= Problem to solve =
Write out the data again exactly, skipping every picture.

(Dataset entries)
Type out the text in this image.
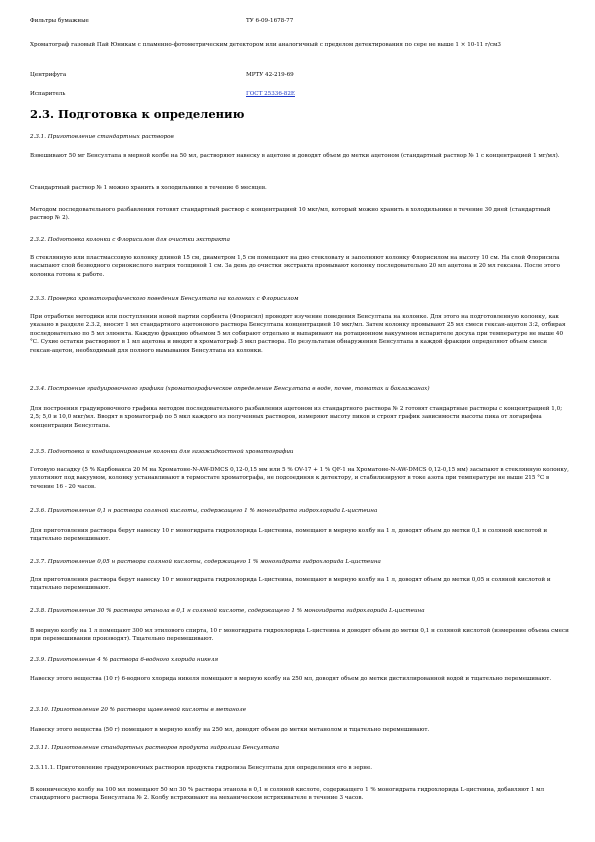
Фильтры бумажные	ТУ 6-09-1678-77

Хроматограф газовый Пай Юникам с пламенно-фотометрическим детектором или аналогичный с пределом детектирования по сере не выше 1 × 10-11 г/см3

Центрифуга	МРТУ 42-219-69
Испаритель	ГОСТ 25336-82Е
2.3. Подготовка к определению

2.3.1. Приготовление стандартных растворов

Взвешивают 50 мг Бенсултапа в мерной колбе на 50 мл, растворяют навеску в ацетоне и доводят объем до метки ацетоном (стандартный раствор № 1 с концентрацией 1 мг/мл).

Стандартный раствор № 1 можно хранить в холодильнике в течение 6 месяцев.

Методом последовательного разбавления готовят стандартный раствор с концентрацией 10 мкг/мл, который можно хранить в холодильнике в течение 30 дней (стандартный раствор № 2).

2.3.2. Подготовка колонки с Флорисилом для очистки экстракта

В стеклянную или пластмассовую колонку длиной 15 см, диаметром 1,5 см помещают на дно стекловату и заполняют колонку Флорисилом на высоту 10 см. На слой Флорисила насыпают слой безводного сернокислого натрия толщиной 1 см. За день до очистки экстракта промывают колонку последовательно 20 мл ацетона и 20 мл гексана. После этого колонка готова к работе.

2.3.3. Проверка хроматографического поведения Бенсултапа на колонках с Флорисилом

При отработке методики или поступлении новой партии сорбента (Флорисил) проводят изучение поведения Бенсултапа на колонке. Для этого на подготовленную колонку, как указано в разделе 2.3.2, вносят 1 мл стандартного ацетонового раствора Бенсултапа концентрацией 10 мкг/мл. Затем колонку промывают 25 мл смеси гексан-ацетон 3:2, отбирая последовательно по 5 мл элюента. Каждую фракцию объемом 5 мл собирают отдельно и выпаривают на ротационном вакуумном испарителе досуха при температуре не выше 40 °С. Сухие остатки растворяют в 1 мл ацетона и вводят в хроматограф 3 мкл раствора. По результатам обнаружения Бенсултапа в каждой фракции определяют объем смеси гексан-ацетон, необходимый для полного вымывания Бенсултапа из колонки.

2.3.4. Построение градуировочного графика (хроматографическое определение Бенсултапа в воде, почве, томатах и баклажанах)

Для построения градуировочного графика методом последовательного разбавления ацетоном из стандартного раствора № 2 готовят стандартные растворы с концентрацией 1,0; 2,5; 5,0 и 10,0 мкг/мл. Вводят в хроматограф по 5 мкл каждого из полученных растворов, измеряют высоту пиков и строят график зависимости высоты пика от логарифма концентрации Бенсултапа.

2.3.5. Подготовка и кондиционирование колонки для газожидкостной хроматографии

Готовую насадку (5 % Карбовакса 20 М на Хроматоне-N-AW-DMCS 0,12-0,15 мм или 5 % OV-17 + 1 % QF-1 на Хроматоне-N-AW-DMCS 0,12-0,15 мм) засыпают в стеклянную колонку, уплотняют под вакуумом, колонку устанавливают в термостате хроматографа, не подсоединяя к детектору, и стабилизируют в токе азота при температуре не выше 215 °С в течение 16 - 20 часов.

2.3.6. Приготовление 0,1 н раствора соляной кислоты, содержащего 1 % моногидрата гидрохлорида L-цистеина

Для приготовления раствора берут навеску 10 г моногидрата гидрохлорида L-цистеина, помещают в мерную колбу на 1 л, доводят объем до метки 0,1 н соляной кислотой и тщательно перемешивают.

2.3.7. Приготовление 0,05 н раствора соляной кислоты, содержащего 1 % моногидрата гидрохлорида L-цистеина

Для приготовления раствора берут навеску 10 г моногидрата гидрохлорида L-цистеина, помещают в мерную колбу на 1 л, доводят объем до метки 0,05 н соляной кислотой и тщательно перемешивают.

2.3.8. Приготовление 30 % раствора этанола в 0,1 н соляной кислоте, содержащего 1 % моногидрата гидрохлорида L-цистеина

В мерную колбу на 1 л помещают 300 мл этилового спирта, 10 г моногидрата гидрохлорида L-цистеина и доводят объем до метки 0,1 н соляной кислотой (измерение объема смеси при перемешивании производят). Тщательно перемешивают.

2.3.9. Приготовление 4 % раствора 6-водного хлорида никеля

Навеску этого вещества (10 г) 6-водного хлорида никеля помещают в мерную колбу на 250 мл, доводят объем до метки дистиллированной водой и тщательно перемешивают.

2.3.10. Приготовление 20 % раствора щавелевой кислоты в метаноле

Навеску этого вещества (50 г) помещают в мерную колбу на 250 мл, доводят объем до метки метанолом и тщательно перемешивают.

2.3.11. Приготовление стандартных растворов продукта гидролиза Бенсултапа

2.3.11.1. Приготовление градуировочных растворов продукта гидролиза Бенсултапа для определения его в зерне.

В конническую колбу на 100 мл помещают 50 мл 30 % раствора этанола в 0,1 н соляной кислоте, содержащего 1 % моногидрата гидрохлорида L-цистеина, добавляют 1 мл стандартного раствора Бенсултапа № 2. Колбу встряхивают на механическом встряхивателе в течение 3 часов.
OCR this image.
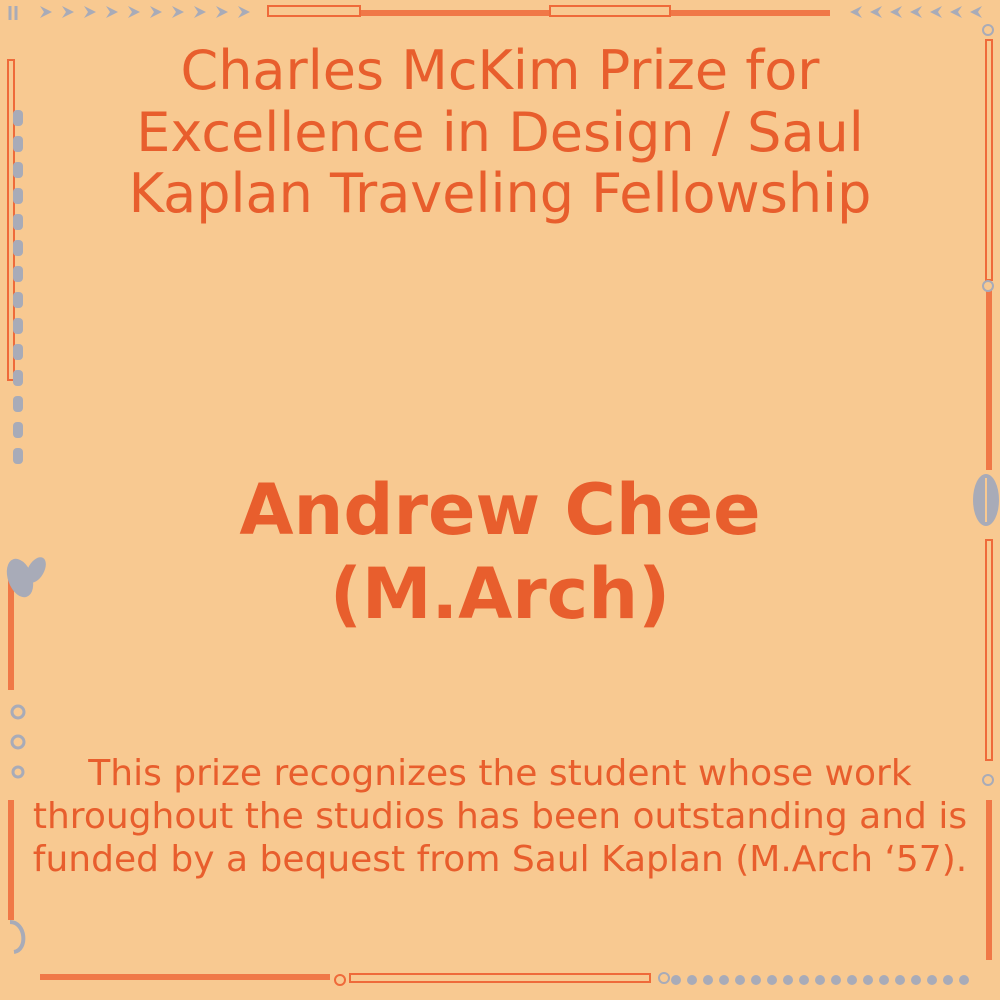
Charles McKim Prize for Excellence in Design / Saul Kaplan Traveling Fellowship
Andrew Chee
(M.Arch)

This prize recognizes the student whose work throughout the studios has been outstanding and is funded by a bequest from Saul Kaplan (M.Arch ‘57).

= Response =
Type out the text in this image.
Фильтры бумажные	ТУ 6-09-1678-77

Хроматограф газовый Пай Юникам с пламенно-фотометрическим детектором или аналогичный с пределом детектирования по сере не выше 1 × 10-11 г/см3

Центрифуга	МРТУ 42-219-69
Испаритель	ГОСТ 25336-82Е
2.3. Подготовка к определению

2.3.1. Приготовление стандартных растворов

Взвешивают 50 мг Бенсултапа в мерной колбе на 50 мл, растворяют навеску в ацетоне и доводят объем до метки ацетоном (стандартный раствор № 1 с концентрацией 1 мг/мл).

Стандартный раствор № 1 можно хранить в холодильнике в течение 6 месяцев.

Методом последовательного разбавления готовят стандартный раствор с концентрацией 10 мкг/мл, который можно хранить в холодильнике в течение 30 дней (стандартный раствор № 2).

2.3.2. Подготовка колонки с Флорисилом для очистки экстракта

В стеклянную или пластмассовую колонку длиной 15 см, диаметром 1,5 см помещают на дно стекловату и заполняют колонку Флорисилом на высоту 10 см. На слой Флорисила насыпают слой безводного сернокислого натрия толщиной 1 см. За день до очистки экстракта промывают колонку последовательно 20 мл ацетона и 20 мл гексана. После этого колонка готова к работе.

2.3.3. Проверка хроматографического поведения Бенсултапа на колонках с Флорисилом

При отработке методики или поступлении новой партии сорбента (Флорисил) проводят изучение поведения Бенсултапа на колонке. Для этого на подготовленную колонку, как указано в разделе 2.3.2, вносят 1 мл стандартного ацетонового раствора Бенсултапа концентрацией 10 мкг/мл. Затем колонку промывают 25 мл смеси гексан-ацетон 3:2, отбирая последовательно по 5 мл элюента. Каждую фракцию объемом 5 мл собирают отдельно и выпаривают на ротационном вакуумном испарителе досуха при температуре не выше 40 °С. Сухие остатки растворяют в 1 мл ацетона и вводят в хроматограф 3 мкл раствора. По результатам обнаружения Бенсултапа в каждой фракции определяют объем смеси гексан-ацетон, необходимый для полного вымывания Бенсултапа из колонки.

2.3.4. Построение градуировочного графика (хроматографическое определение Бенсултапа в воде, почве, томатах и баклажанах)

Для построения градуировочного графика методом последовательного разбавления ацетоном из стандартного раствора № 2 готовят стандартные растворы с концентрацией 1,0; 2,5; 5,0 и 10,0 мкг/мл. Вводят в хроматограф по 5 мкл каждого из полученных растворов, измеряют высоту пиков и строят график зависимости высоты пика от логарифма концентрации Бенсултапа.

2.3.5. Подготовка и кондиционирование колонки для газожидкостной хроматографии

Готовую насадку (5 % Карбовакса 20 М на Хроматоне-N-AW-DMCS 0,12-0,15 мм или 5 % OV-17 + 1 % QF-1 на Хроматоне-N-AW-DMCS 0,12-0,15 мм) засыпают в стеклянную колонку, уплотняют под вакуумом, колонку устанавливают в термостате хроматографа, не подсоединяя к детектору, и стабилизируют в токе азота при температуре не выше 215 °С в течение 16 - 20 часов.

2.3.6. Приготовление 0,1 н раствора соляной кислоты, содержащего 1 % моногидрата гидрохлорида L-цистеина

Для приготовления раствора берут навеску 10 г моногидрата гидрохлорида L-цистеина, помещают в мерную колбу на 1 л, доводят объем до метки 0,1 н соляной кислотой и тщательно перемешивают.

2.3.7. Приготовление 0,05 н раствора соляной кислоты, содержащего 1 % моногидрата гидрохлорида L-цистеина

Для приготовления раствора берут навеску 10 г моногидрата гидрохлорида L-цистеина, помещают в мерную колбу на 1 л, доводят объем до метки 0,05 н соляной кислотой и тщательно перемешивают.

2.3.8. Приготовление 30 % раствора этанола в 0,1 н соляной кислоте, содержащего 1 % моногидрата гидрохлорида L-цистеина

В мерную колбу на 1 л помещают 300 мл этилового спирта, 10 г моногидрата гидрохлорида L-цистеина и доводят объем до метки 0,1 н соляной кислотой (измерение объема смеси при перемешивании производят). Тщательно перемешивают.

2.3.9. Приготовление 4 % раствора 6-водного хлорида никеля

Навеску этого вещества (10 г) 6-водного хлорида никеля помещают в мерную колбу на 250 мл, доводят объем до метки дистиллированной водой и тщательно перемешивают.

2.3.10. Приготовление 20 % раствора щавелевой кислоты в метаноле

Навеску этого вещества (50 г) помещают в мерную колбу на 250 мл, доводят объем до метки метанолом и тщательно перемешивают.

2.3.11. Приготовление стандартных растворов продукта гидролиза Бенсултапа

2.3.11.1. Приготовление градуировочных растворов продукта гидролиза Бенсултапа для определения его в зерне.

В конническую колбу на 100 мл помещают 50 мл 30 % раствора этанола в 0,1 н соляной кислоте, содержащего 1 % моногидрата гидрохлорида L-цистеина, добавляют 1 мл стандартного раствора Бенсултапа № 2. Колбу встряхивают на механическом встряхивателе в течение 3 часов.
OCR this image.
Charles McKim Prize for Excellence in Design / Saul Kaplan Traveling Fellowship
Andrew Chee
(M.Arch)

This prize recognizes the student whose work throughout the studios has been outstanding and is funded by a bequest from Saul Kaplan (M.Arch ‘57).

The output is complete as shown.